In 2024, the OECD quietly recorded a figure that should have dominated every education and labor-market headline: while the employment rate for immigrants across the bloc climbed to 65%, refugees remained stuck at just 54%—15 percentage points, or roughly two million jobs, behind native workers with comparable skills. This stark disparity, highlighted by an Italian pilot this year, showed that a modest package of early mentoring and subsidized internships could erase two-thirds of that gap in under 18 months at a per-participant cost of €3,000—barely the price of one semester in a regional vocational college. The clash between system‑wide inertia and pinpoint efficiency is intolerable. The time for action is now. Suppose we accept that networking and “who you know” still govern labor-market entry, then consigning people without inherited networks to the margins amounts to a policy choice, not an economic inevitability. This column argues that education systems must move from teaching human capital to brokering social capital—and must do so urgently.



Beyond Access: Redistributing Invisible Capital

The prevailing narrative of refugee employment still celebrates access—access to language classes, credential recognition, and basic job listings. That story misses the more profound asymmetry. Graduates from affluent households do not merely step through an open gate; they stroll along a corridor lined with relatives, alums, and family friends eager to vouch for them. Economists call this “bonding and bridging capital,” a concept that refers to the social connections and relationships that provide individuals with opportunities and resources. Yet, on the ground, it functions as a private job board that never posts publicly. Refugees, by definition, arrive without that invisible scaffold. Policies that stop at skills training, therefore, allow structural advantage to do its quiet work, converting missing introductions into lower wages and longer job searches. Until we confront that hidden inheritance, resettlement will keep mistaking human potential for human capital already realized.

Treating network deficits as private misfortunes obscures their policy relevance. When Eurofound surveyed Ukrainian refugees last year, 42% identified the lack of local contacts as their single most significant barrier to stable work, outstripping language, housing, or recognition of qualifications. The implication is blunt: vocational curricula and resettlement agencies that fail to broker substantive ties into host‑country industries are not neutral; they reproduce structural advantage. Reframing the challenge as redistributing contacts, not merely credentials, foregrounds interventions that education leaders can control—structured mentoring, employer‑led internships, and mixed‑class project teams that build reputational bridges in real time. These interventions hold the promise of not just reducing the employment gap but also fostering a more inclusive and equitable society.

__Required tasks__.
• A. In one to three sentences, explain why the column says policies that stop at skills training fall short for refugees.
• B. Write out the column word for word, from "Treating network deficits" up to and including "and equitable society.".

__Data excerpt__.
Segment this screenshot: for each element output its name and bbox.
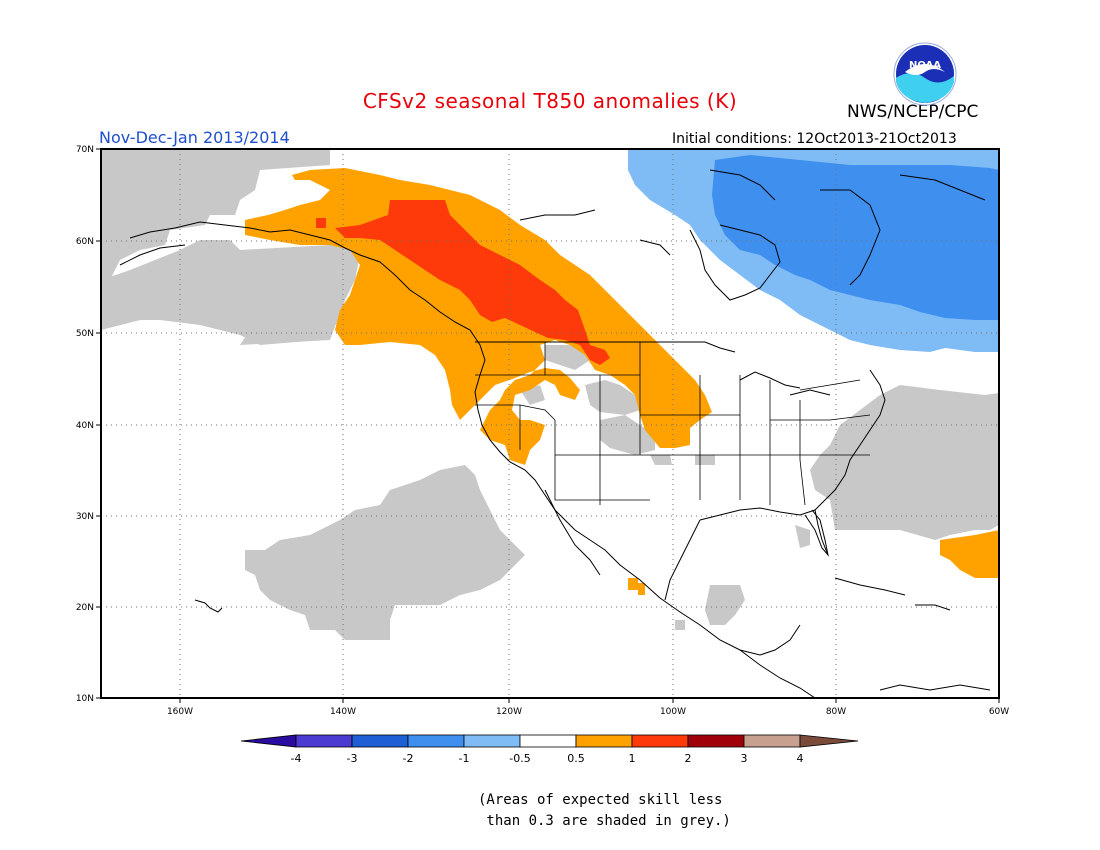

__Solutions to each task__.
• A. Refugees arrive without the network of relatives, alums, and family friends who vouch for graduates from affluent households, and that network works like a private job board that never posts publicly. Training alone leaves this structural advantage in place, so missing introductions become lower wages and longer job searches.

• B.
Treating network deficits as private misfortunes obscures their policy relevance. When Eurofound surveyed Ukrainian refugees last year, 42% identified the lack of local contacts as their single most significant barrier to stable work, outstripping language, housing, or recognition of qualifications. The implication is blunt: vocational curricula and resettlement agencies that fail to broker substantive ties into host‑country industries are not neutral; they reproduce structural advantage. Reframing the challenge as redistributing contacts, not merely credentials, foregrounds interventions that education leaders can control—structured mentoring, employer‑led internships, and mixed‑class project teams that build reputational bridges in real time. These interventions hold the promise of not just reducing the employment gap but also fostering a more inclusive and equitable society.